[Start of MATERIAL SUPPLIED]
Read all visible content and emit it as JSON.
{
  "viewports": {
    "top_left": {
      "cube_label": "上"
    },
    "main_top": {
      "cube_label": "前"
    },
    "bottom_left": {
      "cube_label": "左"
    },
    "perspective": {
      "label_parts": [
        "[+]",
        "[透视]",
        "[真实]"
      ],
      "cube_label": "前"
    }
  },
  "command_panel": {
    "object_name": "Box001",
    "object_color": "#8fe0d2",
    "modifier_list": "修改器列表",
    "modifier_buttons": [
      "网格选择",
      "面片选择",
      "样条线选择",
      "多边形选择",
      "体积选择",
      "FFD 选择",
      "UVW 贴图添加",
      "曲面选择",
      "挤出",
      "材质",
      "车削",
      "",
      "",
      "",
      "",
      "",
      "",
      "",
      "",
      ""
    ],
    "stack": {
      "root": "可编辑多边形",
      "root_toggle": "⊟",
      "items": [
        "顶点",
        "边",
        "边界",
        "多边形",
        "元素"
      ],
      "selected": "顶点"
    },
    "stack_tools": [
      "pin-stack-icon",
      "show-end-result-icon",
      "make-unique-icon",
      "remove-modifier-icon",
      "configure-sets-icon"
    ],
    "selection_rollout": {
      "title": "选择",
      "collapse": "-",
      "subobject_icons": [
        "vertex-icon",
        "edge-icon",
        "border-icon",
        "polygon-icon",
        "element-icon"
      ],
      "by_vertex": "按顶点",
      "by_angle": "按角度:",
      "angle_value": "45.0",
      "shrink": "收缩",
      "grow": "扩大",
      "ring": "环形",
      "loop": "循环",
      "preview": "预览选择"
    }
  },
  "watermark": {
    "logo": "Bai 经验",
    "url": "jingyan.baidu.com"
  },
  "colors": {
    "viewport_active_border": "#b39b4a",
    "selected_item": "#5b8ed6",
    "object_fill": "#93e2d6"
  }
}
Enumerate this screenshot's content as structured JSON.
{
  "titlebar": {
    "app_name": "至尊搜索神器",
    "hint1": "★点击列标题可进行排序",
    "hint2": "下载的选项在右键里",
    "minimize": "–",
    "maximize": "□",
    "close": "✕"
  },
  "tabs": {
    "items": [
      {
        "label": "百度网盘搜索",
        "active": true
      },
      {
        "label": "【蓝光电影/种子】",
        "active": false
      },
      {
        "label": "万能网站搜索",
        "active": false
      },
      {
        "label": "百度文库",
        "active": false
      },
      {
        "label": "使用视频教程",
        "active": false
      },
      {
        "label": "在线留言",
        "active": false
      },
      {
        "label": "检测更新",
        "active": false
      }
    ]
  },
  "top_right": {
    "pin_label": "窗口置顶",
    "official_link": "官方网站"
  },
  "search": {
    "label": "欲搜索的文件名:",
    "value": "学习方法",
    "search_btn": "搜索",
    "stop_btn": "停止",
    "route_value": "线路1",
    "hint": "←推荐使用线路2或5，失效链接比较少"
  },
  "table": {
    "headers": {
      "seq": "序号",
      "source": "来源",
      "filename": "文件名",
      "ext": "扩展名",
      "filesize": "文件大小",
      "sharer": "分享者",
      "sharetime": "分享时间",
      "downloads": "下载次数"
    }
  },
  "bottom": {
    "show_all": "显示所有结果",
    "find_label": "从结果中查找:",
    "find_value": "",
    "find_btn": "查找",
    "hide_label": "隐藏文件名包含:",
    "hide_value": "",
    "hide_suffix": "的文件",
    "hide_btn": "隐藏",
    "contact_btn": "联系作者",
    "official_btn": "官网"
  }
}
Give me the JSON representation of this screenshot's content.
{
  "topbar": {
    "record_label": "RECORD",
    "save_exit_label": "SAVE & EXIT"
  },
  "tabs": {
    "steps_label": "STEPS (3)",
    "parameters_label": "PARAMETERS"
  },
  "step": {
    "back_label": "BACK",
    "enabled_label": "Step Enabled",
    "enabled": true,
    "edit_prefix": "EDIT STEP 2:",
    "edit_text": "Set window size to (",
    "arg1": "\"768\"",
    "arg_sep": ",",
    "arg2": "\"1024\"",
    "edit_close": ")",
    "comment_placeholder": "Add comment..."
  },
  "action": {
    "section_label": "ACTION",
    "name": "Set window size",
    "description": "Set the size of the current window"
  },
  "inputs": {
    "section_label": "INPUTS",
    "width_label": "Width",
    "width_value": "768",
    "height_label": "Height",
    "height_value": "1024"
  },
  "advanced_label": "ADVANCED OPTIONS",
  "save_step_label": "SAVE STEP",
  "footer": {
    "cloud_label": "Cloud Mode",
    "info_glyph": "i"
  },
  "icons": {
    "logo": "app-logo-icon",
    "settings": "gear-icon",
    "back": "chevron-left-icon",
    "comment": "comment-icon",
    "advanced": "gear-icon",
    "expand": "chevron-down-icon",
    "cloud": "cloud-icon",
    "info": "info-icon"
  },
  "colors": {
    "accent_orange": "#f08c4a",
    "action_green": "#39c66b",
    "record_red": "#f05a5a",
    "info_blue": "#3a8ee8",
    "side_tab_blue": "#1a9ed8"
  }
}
[End of MATERIAL SUPPLIED]
▶ GOAL OF THE EXERCISE:
Print all the data exactly.

▶ ANSWER TO THIS PROBLEM:
Read all visible content and emit it as JSON.
{
  "viewports": {
    "top_left": {
      "cube_label": "上"
    },
    "main_top": {
      "cube_label": "前"
    },
    "bottom_left": {
      "cube_label": "左"
    },
    "perspective": {
      "label_parts": [
        "[+]",
        "[透视]",
        "[真实]"
      ],
      "cube_label": "前"
    }
  },
  "command_panel": {
    "object_name": "Box001",
    "object_color": "#8fe0d2",
    "modifier_list": "修改器列表",
    "modifier_buttons": [
      "网格选择",
      "面片选择",
      "样条线选择",
      "多边形选择",
      "体积选择",
      "FFD 选择",
      "UVW 贴图添加",
      "曲面选择",
      "挤出",
      "材质",
      "车削",
      "",
      "",
      "",
      "",
      "",
      "",
      "",
      "",
      ""
    ],
    "stack": {
      "root": "可编辑多边形",
      "root_toggle": "⊟",
      "items": [
        "顶点",
        "边",
        "边界",
        "多边形",
        "元素"
      ],
      "selected": "顶点"
    },
    "stack_tools": [
      "pin-stack-icon",
      "show-end-result-icon",
      "make-unique-icon",
      "remove-modifier-icon",
      "configure-sets-icon"
    ],
    "selection_rollout": {
      "title": "选择",
      "collapse": "-",
      "subobject_icons": [
        "vertex-icon",
        "edge-icon",
        "border-icon",
        "polygon-icon",
        "element-icon"
      ],
      "by_vertex": "按顶点",
      "by_angle": "按角度:",
      "angle_value": "45.0",
      "shrink": "收缩",
      "grow": "扩大",
      "ring": "环形",
      "loop": "循环",
      "preview": "预览选择"
    }
  },
  "watermark": {
    "logo": "Bai 经验",
    "url": "jingyan.baidu.com"
  },
  "colors": {
    "viewport_active_border": "#b39b4a",
    "selected_item": "#5b8ed6",
    "object_fill": "#93e2d6"
  }
}
Enumerate this screenshot's content as structured JSON.
{
  "titlebar": {
    "app_name": "至尊搜索神器",
    "hint1": "★点击列标题可进行排序",
    "hint2": "下载的选项在右键里",
    "minimize": "–",
    "maximize": "□",
    "close": "✕"
  },
  "tabs": {
    "items": [
      {
        "label": "百度网盘搜索",
        "active": true
      },
      {
        "label": "【蓝光电影/种子】",
        "active": false
      },
      {
        "label": "万能网站搜索",
        "active": false
      },
      {
        "label": "百度文库",
        "active": false
      },
      {
        "label": "使用视频教程",
        "active": false
      },
      {
        "label": "在线留言",
        "active": false
      },
      {
        "label": "检测更新",
        "active": false
      }
    ]
  },
  "top_right": {
    "pin_label": "窗口置顶",
    "official_link": "官方网站"
  },
  "search": {
    "label": "欲搜索的文件名:",
    "value": "学习方法",
    "search_btn": "搜索",
    "stop_btn": "停止",
    "route_value": "线路1",
    "hint": "←推荐使用线路2或5，失效链接比较少"
  },
  "table": {
    "headers": {
      "seq": "序号",
      "source": "来源",
      "filename": "文件名",
      "ext": "扩展名",
      "filesize": "文件大小",
      "sharer": "分享者",
      "sharetime": "分享时间",
      "downloads": "下载次数"
    }
  },
  "bottom": {
    "show_all": "显示所有结果",
    "find_label": "从结果中查找:",
    "find_value": "",
    "find_btn": "查找",
    "hide_label": "隐藏文件名包含:",
    "hide_value": "",
    "hide_suffix": "的文件",
    "hide_btn": "隐藏",
    "contact_btn": "联系作者",
    "official_btn": "官网"
  }
}
Give me the JSON representation of this screenshot's content.
{
  "topbar": {
    "record_label": "RECORD",
    "save_exit_label": "SAVE & EXIT"
  },
  "tabs": {
    "steps_label": "STEPS (3)",
    "parameters_label": "PARAMETERS"
  },
  "step": {
    "back_label": "BACK",
    "enabled_label": "Step Enabled",
    "enabled": true,
    "edit_prefix": "EDIT STEP 2:",
    "edit_text": "Set window size to (",
    "arg1": "\"768\"",
    "arg_sep": ",",
    "arg2": "\"1024\"",
    "edit_close": ")",
    "comment_placeholder": "Add comment..."
  },
  "action": {
    "section_label": "ACTION",
    "name": "Set window size",
    "description": "Set the size of the current window"
  },
  "inputs": {
    "section_label": "INPUTS",
    "width_label": "Width",
    "width_value": "768",
    "height_label": "Height",
    "height_value": "1024"
  },
  "advanced_label": "ADVANCED OPTIONS",
  "save_step_label": "SAVE STEP",
  "footer": {
    "cloud_label": "Cloud Mode",
    "info_glyph": "i"
  },
  "icons": {
    "logo": "app-logo-icon",
    "settings": "gear-icon",
    "back": "chevron-left-icon",
    "comment": "comment-icon",
    "advanced": "gear-icon",
    "expand": "chevron-down-icon",
    "cloud": "cloud-icon",
    "info": "info-icon"
  },
  "colors": {
    "accent_orange": "#f08c4a",
    "action_green": "#39c66b",
    "record_red": "#f05a5a",
    "info_blue": "#3a8ee8",
    "side_tab_blue": "#1a9ed8"
  }
}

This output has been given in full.